- READING TEXT:
[Start of Attachment]
Indeed, the data obtained showed that P. expansum treatment triggers the activation of the PTI, effector-triggered immunity ETI, and phytohormone signaling (Figs. 5b and 6). We found upregulation of the receptor BAK1, its downstream MAPK signaling cascade that involves MEKK1-MKK1/2-MPK4-MKS1, and the target transcription factor WRKY33 (Fig. 6). The same cascade was found to be active also in apple and in Arabidopsis infected with B. cinerea31,87,88, confirming that this signaling cascade is important for host response to necrotrophic pathogens. We also have evidences of activation of the chitin signaling immunity involving CERK1, a specific chitin receptor, and BIK1 that phosphorylates and activates CNGC2/4 and RbohD to regulate chitin-induced Ca2+ influx and ROS burst, respectively89. Moreover, our analyses also found activation of the jasmonic acid (JA) pathway, also known for its critical role in immunity against necrotrophic pathogens29. Upregulation of the JA biosynthetic pathway was found also in the study of Barad et al.90, which compared to our study, reported also enrichment of other metabolic pathways such as that of mevalonate, flavonoids, glutathione, chorismate, and others; these pathways were also found in our study, but did not pass the threshold of FDR < 0.05, which might reflect the different P. expansum strain used, or the different experimental conditions. Moreover, JA coordinates the defense response against necrotrophic pathogens with ethylene, with several genes found overexpressed in our dataset (Fig. 6). We also found overexpression of genes involved in SA biosynthesis and signaling, although in general SA pathway is known to confer resistance to (hemi-) biotrophic pathogens, but can be also manipulated by necrotroph pathogens to promote disease91. Besides these genes involved in defense response, we also found downregulation of photosynthesis, and biosynthesis of starch and chlorophyll, which is a strategy to free up resources for the defense response and protect the photosynthetic machinery from oxidative damage92, and is in agreement with previous findings of Naets et al. on apples infected with B. cinerea88.
[End of Attachment]
Stored dataset entries:
[Start of Attachment]
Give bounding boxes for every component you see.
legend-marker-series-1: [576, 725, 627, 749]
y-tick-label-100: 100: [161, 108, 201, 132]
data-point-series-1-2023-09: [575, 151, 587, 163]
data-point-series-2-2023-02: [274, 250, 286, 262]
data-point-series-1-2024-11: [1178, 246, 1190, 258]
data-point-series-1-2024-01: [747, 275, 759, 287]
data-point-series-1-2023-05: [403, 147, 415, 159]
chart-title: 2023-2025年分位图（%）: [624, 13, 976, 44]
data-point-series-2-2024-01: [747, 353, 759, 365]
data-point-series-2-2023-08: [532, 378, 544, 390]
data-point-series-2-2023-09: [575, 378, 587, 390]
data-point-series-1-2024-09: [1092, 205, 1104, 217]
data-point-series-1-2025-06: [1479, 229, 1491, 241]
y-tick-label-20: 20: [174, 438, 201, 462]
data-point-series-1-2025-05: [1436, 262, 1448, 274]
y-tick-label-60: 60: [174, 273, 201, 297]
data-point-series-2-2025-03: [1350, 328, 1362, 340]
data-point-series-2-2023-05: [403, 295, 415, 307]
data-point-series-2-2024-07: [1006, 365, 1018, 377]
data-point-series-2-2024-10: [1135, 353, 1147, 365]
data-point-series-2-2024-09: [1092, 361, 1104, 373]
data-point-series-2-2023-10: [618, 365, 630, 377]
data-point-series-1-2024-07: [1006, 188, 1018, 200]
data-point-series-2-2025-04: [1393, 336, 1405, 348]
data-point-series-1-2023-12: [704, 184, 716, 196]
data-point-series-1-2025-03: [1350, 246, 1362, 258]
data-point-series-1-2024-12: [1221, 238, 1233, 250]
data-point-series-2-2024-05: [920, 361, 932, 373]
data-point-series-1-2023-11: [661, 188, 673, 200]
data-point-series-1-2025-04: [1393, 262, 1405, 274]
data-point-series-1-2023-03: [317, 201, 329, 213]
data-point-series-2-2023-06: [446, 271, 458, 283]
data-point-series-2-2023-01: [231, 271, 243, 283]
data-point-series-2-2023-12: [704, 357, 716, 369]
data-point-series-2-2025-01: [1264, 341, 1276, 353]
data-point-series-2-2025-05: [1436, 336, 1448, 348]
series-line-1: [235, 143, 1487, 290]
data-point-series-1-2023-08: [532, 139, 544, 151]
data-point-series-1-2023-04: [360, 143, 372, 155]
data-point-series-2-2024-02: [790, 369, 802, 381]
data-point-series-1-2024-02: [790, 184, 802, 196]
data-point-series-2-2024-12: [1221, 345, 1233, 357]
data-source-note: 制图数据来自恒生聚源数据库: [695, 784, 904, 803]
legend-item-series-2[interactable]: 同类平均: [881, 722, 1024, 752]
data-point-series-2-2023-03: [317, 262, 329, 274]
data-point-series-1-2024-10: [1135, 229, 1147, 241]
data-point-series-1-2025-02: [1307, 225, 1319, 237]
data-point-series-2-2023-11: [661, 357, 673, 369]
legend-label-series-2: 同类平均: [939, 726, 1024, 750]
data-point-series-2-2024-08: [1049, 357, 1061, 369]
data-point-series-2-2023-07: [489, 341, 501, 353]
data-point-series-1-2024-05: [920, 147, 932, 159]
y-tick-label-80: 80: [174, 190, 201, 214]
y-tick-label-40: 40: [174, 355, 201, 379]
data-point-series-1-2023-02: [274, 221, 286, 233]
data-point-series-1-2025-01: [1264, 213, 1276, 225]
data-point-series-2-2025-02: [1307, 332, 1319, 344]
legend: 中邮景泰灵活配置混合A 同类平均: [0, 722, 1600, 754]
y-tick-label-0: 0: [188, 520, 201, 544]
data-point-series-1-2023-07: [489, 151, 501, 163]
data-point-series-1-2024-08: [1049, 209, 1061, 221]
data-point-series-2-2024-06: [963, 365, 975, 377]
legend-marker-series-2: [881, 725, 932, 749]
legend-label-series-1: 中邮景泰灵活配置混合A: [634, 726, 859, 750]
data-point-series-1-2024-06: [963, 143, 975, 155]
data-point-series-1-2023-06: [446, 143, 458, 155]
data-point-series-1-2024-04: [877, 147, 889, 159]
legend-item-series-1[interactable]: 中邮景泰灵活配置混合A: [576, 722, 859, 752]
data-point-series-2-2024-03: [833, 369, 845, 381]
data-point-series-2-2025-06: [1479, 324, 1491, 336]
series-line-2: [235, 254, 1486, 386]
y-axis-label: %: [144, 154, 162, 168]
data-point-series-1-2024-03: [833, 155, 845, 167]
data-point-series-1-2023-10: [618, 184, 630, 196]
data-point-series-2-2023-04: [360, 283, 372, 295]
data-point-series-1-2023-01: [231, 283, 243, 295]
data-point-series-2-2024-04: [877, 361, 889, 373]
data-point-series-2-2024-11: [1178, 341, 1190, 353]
[End of Attachment]
- EXERCISE: Continue the passage on the host immune response to P. expansum, starting after its final sentence.

- RESPONSE BELOW:
In conclusion, ours is one of the first studies using a trascriptomic approach to gain insight into the molecular mechanisms involved in the interaction between biocontrol agent yeast, fungal pathogen, and host, in vivo, during their active tritrophic interaction. Several other studies were carried out, but they all focused on dual interactions host-pathogen, host-BCA, and BCA-pathogen13,63,64,93,94. We hope that the results of our study will be pivotal to exploit the potential of the yeast BCAs, while at the same time decreasing the virulence of the fungal pathogens and increasing the resistance of the host. Techniques for analysis of gene function are present both in fungi and plants, and can be used to confirm the function of the genes identified in the present study.

Materials and methods

Microbial strains and conditions for RNA sequencing

Papiliotrema terrestris strain PT22AV is the BCA used in the present study, and P. expansum strain 7015 is the fungal pathogen. Both microrganisms have been isolated by the Plant Pathology Laboratory (Department of Agricultural, Environmental and Food Sciences, University of Molise, Campobasso)4,5. Biocontrol experiments were carried out as reported3: P. terrestris cells were prepared by growing the yeast overnight in 20 mL of YPD (Yeast extract 10 g L−1; Peptone 20 g L−1; Dextrose 20 g L−1) at 28 °C and 130 rpm, then the cells were collected, washed twice with sterilized distilled water, and adjusted at the desired cellular concentration with a hemocytometer. For P. expansum, conidia were collected from a two-week-old PDA (Potatoes Dextrose Agar) plate, suspended in sterilized distilled water, and adjusted at the required concentration. Apples cultivar Golden Delicious were purchased from local market. The apples were washed with commercial sodium hypochlorite at 1% for 3 min, and rinsed two times with distilled water. Once dried, four wounds of 0.2 mm of depth and 2 mm of diameter were made on each apple using a sterilized corkborer. For each wound, 30 µL of cellular suspensions of the BCA prepared as above were inoculated; after about 30 min, 15 µL of conidial suspensions of P. expansum prepared as above were inoculated. Apples were incubated at 24 °C, and subjected to microscopic observation every 6 h.

The biocontrol assays for RNA extraction and sequencing were carried out using a cellular concentration of the BCA at 1 × 107 CFU mL−1, and of 2 × 104 conidia mL−1 for the pathogen. Both the BCA and the pathogen were applied alone and in combination within artificial apple wounds, and samples for RNA extraction were collected after 36 h of incubation.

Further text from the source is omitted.